EXERCISE MATERIALS>
┏━━

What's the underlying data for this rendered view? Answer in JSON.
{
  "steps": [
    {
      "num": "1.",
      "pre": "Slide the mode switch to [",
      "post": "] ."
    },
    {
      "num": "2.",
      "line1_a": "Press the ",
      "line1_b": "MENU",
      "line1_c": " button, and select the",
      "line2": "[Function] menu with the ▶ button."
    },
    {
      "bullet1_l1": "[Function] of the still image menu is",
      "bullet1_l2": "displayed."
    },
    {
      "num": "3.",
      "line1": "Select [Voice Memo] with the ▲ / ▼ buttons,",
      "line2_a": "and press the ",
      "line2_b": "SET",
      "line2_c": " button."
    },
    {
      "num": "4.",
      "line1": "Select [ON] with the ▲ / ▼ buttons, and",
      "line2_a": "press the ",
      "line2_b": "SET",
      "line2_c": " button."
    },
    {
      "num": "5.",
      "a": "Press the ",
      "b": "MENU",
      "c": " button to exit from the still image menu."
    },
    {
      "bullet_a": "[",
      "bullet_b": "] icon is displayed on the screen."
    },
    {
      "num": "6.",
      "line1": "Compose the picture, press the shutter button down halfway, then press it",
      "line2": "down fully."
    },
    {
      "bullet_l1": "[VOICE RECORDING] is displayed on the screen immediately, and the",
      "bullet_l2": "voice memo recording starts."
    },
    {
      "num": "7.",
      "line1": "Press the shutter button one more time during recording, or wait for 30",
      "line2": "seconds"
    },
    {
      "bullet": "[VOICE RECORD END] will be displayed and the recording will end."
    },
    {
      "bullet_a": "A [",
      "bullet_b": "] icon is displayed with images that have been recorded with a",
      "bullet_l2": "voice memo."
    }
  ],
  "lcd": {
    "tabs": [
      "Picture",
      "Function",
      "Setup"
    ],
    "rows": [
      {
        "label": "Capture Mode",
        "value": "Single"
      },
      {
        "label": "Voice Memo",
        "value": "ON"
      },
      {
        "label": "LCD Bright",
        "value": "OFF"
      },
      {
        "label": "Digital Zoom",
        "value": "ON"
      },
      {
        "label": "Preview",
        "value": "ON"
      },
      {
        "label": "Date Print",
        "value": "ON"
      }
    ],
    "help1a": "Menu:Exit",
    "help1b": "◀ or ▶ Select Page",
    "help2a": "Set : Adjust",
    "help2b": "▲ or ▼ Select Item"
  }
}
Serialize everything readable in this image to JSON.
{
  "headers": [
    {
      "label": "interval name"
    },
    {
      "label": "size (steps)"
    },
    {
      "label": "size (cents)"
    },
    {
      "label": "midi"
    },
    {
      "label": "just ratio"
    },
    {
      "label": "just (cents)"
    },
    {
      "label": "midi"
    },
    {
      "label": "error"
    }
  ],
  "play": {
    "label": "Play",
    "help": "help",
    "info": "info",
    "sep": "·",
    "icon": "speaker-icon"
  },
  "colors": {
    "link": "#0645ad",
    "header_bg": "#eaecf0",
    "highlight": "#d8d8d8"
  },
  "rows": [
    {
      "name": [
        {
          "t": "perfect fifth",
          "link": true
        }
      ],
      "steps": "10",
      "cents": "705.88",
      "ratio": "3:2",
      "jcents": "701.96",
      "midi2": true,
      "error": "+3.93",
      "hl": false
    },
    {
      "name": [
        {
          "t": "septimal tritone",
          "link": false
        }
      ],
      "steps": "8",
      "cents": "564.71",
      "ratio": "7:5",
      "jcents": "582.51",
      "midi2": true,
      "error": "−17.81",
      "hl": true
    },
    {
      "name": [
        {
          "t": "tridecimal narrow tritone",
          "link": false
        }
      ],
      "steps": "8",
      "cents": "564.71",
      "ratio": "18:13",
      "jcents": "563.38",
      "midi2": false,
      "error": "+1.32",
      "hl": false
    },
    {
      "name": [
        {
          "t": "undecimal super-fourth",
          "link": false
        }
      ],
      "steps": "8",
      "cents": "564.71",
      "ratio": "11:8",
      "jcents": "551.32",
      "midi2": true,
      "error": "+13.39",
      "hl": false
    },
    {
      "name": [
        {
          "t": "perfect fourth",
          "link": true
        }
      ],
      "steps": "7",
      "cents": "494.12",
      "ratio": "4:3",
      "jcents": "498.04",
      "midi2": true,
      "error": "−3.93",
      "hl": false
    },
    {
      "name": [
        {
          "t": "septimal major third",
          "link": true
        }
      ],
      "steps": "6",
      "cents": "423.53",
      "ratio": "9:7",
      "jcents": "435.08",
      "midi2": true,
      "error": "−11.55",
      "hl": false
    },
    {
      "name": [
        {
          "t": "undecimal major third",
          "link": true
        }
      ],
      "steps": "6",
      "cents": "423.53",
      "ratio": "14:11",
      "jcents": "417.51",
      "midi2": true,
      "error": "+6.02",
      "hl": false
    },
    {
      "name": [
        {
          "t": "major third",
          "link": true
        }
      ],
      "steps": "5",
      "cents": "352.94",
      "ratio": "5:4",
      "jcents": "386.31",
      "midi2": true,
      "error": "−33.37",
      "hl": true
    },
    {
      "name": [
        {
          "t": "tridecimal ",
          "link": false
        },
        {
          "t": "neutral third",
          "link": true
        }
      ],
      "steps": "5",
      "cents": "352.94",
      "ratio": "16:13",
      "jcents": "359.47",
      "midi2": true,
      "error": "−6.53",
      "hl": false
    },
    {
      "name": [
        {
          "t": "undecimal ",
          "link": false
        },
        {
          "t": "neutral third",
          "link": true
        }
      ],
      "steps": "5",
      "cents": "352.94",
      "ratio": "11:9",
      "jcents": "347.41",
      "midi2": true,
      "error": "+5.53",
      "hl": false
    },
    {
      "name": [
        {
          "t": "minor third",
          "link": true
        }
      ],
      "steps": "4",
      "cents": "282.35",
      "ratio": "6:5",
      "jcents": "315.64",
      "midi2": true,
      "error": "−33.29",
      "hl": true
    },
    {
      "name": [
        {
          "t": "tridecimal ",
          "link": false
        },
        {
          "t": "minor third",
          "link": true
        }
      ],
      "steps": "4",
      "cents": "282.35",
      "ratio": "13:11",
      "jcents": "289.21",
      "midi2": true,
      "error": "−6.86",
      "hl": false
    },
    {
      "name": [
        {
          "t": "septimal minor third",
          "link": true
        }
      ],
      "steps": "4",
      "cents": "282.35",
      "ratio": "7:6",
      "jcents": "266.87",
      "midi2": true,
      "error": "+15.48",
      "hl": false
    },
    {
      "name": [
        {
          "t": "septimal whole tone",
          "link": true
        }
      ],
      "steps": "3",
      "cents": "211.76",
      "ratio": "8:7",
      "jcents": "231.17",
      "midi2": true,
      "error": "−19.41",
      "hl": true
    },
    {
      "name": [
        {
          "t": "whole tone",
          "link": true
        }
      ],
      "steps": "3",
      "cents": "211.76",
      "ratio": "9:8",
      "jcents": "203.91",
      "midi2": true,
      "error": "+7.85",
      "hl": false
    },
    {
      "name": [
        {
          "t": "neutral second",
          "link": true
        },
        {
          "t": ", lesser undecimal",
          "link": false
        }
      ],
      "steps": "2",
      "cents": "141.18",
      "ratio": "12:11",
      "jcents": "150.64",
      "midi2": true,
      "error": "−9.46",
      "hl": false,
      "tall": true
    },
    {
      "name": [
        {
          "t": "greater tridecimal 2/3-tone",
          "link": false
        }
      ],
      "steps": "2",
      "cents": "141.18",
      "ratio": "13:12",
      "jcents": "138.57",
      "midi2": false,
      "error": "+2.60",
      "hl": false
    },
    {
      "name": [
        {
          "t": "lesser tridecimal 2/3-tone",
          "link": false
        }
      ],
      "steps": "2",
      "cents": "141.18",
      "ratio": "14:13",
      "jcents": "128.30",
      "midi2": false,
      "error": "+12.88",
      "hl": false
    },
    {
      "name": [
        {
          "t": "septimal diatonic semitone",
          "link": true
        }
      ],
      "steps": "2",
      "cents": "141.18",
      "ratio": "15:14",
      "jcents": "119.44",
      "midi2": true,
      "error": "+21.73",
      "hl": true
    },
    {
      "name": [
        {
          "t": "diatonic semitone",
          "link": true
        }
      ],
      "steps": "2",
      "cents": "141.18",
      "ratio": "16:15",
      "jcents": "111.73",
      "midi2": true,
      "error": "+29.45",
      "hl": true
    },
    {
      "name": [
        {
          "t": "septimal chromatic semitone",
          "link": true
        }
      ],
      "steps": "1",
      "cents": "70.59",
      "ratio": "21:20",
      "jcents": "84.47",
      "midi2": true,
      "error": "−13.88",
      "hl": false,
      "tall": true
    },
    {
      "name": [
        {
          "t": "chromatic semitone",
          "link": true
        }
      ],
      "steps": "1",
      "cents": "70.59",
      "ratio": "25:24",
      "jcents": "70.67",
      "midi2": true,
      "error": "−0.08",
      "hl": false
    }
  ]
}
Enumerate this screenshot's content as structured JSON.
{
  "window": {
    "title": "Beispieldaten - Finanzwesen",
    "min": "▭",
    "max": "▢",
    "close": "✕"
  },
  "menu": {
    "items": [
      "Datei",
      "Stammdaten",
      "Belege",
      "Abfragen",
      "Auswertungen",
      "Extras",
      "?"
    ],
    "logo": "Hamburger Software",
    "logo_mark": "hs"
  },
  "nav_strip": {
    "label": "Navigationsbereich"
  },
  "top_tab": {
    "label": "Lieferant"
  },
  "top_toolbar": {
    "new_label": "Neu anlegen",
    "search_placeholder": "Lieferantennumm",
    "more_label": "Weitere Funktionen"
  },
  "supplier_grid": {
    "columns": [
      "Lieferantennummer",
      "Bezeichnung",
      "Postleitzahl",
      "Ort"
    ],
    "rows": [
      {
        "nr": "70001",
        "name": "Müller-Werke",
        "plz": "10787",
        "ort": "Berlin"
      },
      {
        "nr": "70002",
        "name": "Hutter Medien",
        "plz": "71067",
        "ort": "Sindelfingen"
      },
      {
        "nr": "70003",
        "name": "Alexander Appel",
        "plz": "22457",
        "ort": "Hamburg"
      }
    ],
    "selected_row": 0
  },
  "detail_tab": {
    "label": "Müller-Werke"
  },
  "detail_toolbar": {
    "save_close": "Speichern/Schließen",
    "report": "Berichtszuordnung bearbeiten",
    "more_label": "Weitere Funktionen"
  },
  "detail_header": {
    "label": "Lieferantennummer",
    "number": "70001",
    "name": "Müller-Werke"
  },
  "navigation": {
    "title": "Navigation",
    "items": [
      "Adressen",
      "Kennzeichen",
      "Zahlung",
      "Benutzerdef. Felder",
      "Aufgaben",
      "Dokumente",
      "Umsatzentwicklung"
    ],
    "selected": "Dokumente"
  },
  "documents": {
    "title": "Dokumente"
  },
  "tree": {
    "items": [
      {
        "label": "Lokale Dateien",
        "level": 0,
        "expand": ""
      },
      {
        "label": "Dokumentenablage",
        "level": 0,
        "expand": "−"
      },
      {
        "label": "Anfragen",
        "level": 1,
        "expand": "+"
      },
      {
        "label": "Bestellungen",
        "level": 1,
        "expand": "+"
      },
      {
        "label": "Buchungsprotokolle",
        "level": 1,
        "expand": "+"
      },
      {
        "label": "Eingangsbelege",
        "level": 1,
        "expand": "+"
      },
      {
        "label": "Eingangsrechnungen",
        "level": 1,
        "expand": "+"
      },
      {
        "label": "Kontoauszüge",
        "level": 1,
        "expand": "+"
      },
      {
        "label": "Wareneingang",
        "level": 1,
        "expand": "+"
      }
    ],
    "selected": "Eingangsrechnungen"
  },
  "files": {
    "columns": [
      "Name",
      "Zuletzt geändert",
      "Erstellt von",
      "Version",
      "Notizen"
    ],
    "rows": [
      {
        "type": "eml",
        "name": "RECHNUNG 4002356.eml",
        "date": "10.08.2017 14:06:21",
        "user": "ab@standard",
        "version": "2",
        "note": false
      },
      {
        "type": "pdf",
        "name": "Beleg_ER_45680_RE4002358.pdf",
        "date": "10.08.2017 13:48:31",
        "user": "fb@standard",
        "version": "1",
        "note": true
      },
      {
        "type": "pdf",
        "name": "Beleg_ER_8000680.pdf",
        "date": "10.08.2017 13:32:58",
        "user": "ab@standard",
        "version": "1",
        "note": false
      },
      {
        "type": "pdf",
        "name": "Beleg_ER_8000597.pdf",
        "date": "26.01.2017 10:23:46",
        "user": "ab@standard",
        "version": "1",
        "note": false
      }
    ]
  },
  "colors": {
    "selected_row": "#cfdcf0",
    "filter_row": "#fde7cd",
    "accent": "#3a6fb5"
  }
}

┗━━

WHAT IS REQUIRED> Extract lines where the string "tritone" occurs.

THE COMPLETED TASK>
          "t": "septimal tritone",
          "t": "tridecimal narrow tritone",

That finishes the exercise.